Saved entries:
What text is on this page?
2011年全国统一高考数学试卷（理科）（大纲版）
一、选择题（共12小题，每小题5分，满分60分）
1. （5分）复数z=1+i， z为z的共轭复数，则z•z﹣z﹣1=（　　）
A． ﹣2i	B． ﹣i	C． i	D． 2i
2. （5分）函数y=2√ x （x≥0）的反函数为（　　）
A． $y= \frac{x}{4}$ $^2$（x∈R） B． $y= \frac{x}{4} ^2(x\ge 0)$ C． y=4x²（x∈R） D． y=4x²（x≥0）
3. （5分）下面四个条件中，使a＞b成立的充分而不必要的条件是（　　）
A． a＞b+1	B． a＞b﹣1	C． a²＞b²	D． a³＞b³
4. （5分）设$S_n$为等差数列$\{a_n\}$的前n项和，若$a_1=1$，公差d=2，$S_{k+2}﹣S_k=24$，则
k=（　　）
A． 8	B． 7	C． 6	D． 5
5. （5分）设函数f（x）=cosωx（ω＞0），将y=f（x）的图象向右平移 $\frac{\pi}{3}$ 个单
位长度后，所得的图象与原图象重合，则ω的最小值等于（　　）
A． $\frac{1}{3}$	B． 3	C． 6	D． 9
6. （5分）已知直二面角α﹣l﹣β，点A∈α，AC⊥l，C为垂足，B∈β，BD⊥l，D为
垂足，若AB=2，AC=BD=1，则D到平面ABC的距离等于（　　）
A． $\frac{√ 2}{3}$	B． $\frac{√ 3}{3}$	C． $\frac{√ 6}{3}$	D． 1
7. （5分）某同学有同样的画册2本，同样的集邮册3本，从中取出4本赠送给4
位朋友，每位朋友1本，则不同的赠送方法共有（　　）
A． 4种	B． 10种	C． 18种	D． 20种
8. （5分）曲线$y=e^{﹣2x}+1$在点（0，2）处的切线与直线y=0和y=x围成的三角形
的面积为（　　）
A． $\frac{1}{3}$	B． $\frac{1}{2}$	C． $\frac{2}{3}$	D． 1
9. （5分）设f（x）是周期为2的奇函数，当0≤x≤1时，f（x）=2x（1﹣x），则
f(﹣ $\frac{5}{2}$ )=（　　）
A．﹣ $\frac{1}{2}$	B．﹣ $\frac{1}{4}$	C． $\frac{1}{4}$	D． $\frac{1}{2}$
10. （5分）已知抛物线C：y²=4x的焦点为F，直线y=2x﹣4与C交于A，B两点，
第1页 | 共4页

Set exercise:
Would you reproduce all the entries exactly?

Full answer:
What text is on this page?
2011年全国统一高考数学试卷（理科）（大纲版）
一、选择题（共12小题，每小题5分，满分60分）
1. （5分）复数z=1+i， z为z的共轭复数，则z•z﹣z﹣1=（　　）
A． ﹣2i	B． ﹣i	C． i	D． 2i
2. （5分）函数y=2√ x （x≥0）的反函数为（　　）
A． $y= \frac{x}{4}$ $^2$（x∈R） B． $y= \frac{x}{4} ^2(x\ge 0)$ C． y=4x²（x∈R） D． y=4x²（x≥0）
3. （5分）下面四个条件中，使a＞b成立的充分而不必要的条件是（　　）
A． a＞b+1	B． a＞b﹣1	C． a²＞b²	D． a³＞b³
4. （5分）设$S_n$为等差数列$\{a_n\}$的前n项和，若$a_1=1$，公差d=2，$S_{k+2}﹣S_k=24$，则
k=（　　）
A． 8	B． 7	C． 6	D． 5
5. （5分）设函数f（x）=cosωx（ω＞0），将y=f（x）的图象向右平移 $\frac{\pi}{3}$ 个单
位长度后，所得的图象与原图象重合，则ω的最小值等于（　　）
A． $\frac{1}{3}$	B． 3	C． 6	D． 9
6. （5分）已知直二面角α﹣l﹣β，点A∈α，AC⊥l，C为垂足，B∈β，BD⊥l，D为
垂足，若AB=2，AC=BD=1，则D到平面ABC的距离等于（　　）
A． $\frac{√ 2}{3}$	B． $\frac{√ 3}{3}$	C． $\frac{√ 6}{3}$	D． 1
7. （5分）某同学有同样的画册2本，同样的集邮册3本，从中取出4本赠送给4
位朋友，每位朋友1本，则不同的赠送方法共有（　　）
A． 4种	B． 10种	C． 18种	D． 20种
8. （5分）曲线$y=e^{﹣2x}+1$在点（0，2）处的切线与直线y=0和y=x围成的三角形
的面积为（　　）
A． $\frac{1}{3}$	B． $\frac{1}{2}$	C． $\frac{2}{3}$	D． 1
9. （5分）设f（x）是周期为2的奇函数，当0≤x≤1时，f（x）=2x（1﹣x），则
f(﹣ $\frac{5}{2}$ )=（　　）
A．﹣ $\frac{1}{2}$	B．﹣ $\frac{1}{4}$	C． $\frac{1}{4}$	D． $\frac{1}{2}$
10. （5分）已知抛物线C：y²=4x的焦点为F，直线y=2x﹣4与C交于A，B两点，
第1页 | 共4页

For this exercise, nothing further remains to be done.